DIRECTIVE A:
Set down again the rows from their start through the line containing "The client 514 is at (685, 308).", both ends included, with the pictures left out.

SELECTED EXTRACT:
** begin **
Worst of Stephen King - Worst books or stories

Worst story collections

  • The Bazaar of Bad Dreams

    Votes: 15 10.4%
  • Different Seasons

    Votes: 5 3.5%
  • Everything's Eventual

    Votes: 9 6.3%
  • Four Past Midnight

    Votes: 9 6.3%
  • Full Dark, No Stars

    Votes: 10 6.9%
  • Hearts in Atlantis

    Votes: 55 38.2%
  • If It Bleeds

    Votes: 13 9.0%
  • Just After Sunset

    Votes: 3 2.1%
  • Night Shift

    Votes: 11 7.6%
  • Nightmares & Dreamscapes

    Votes: 7 4.9%
  • Skeleton Crew

    Votes: 7 4.9%

  • Total voters
    144
I'm glad you mentioned this story because it drove home for me how boring King can be. For those unfamiliar with it, the story involves a scene where a man in a coffee stop discovers his Kindle can read local newspapers from the future, and then looks out the window to see his girlfriend, who coaches a basketball team, passing by on the team bus heading to a tournament. You instantly know that he will use the Kindle look up the results of the tournament, only to find out instead that the bus will crash, killing everybody. Stories need to be somewhat predictable to be intelligible (motivations, causality, etc. need to make sense), but if you can immediately guess the outcome from the premise, what's the point in reading it? Sometimes predicting the plot can fun, but oftentimes it's just tedious if the plot is dead simple.
** end **
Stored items
** begin **
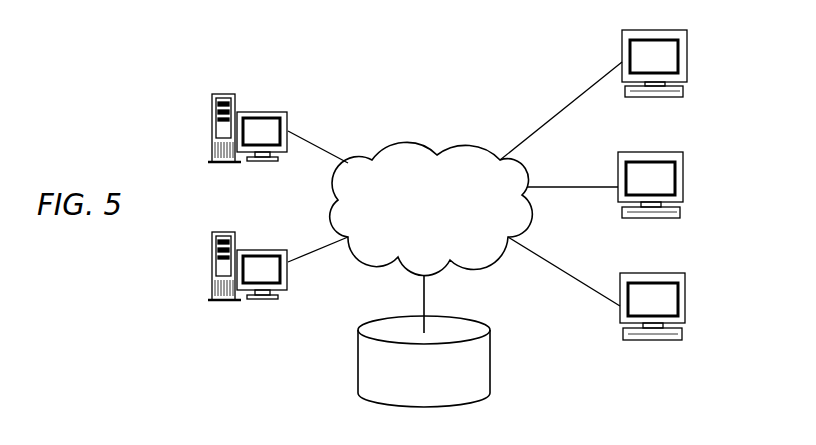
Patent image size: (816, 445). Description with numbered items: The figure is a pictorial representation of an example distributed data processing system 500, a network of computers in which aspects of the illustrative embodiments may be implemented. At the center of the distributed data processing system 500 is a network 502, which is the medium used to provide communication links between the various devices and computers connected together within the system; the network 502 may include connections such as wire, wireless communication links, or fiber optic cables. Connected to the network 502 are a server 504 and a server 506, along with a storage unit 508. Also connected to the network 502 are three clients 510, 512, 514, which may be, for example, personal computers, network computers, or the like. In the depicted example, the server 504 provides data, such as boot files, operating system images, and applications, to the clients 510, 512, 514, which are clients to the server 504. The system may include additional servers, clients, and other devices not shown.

The distributed data processing system 500 is at (500, 74).
The network 502 is at (413, 142).
The server 504 is at (212, 130).
The server 506 is at (212, 268).
The storage unit 508 is at (358, 360).
The client 510 is at (687, 62).
The client 512 is at (683, 185).
The client 514 is at (685, 308).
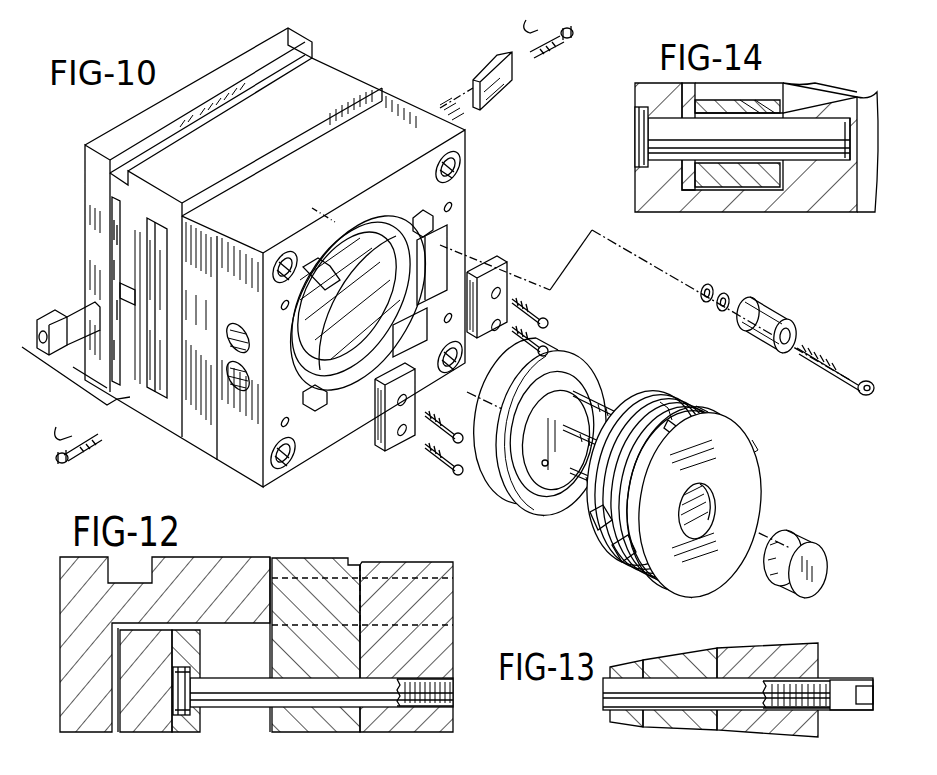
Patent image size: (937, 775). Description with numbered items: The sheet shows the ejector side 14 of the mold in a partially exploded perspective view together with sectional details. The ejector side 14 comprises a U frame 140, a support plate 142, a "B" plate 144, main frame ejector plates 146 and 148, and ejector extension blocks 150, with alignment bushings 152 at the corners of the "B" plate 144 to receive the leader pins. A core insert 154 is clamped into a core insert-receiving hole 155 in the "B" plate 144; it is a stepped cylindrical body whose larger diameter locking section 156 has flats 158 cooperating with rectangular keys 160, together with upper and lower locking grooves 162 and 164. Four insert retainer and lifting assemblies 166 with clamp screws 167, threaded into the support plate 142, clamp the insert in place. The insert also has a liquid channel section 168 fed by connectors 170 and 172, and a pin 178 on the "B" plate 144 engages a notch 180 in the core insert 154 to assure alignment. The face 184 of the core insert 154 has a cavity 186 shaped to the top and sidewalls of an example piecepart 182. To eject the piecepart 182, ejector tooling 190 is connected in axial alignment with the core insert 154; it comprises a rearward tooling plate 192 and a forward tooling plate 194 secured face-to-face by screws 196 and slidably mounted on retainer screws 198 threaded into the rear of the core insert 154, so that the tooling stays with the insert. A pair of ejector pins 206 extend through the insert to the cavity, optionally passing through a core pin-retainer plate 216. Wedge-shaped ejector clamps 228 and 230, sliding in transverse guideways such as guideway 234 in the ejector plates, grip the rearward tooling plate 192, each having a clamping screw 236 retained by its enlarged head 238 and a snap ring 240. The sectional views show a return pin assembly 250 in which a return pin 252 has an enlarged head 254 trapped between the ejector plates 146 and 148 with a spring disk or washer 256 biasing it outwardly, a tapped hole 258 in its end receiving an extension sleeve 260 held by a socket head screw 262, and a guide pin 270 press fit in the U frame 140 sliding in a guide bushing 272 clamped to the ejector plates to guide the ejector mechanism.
** end **
DIRECTIVE B:
Which story collections in the Stephen King poll received more than 10 votes?

EXERCISE OUTPUT A:
Patent image size: (816, 445). Description with numbered items: The figure is a pictorial representation of an example distributed data processing system 500, a network of computers in which aspects of the illustrative embodiments may be implemented. At the center of the distributed data processing system 500 is a network 502, which is the medium used to provide communication links between the various devices and computers connected together within the system; the network 502 may include connections such as wire, wireless communication links, or fiber optic cables. Connected to the network 502 are a server 504 and a server 506, along with a storage unit 508. Also connected to the network 502 are three clients 510, 512, 514, which may be, for example, personal computers, network computers, or the like. In the depicted example, the server 504 provides data, such as boot files, operating system images, and applications, to the clients 510, 512, 514, which are clients to the server 504. The system may include additional servers, clients, and other devices not shown.

The distributed data processing system 500 is at (500, 74).
The network 502 is at (413, 142).
The server 504 is at (212, 130).
The server 506 is at (212, 268).
The storage unit 508 is at (358, 360).
The client 510 is at (687, 62).
The client 512 is at (683, 185).
The client 514 is at (685, 308).

EXERCISE OUTPUT B:
- The Bazaar of Bad Dreams
- Hearts in Atlantis
- If It Bleeds
- Night Shift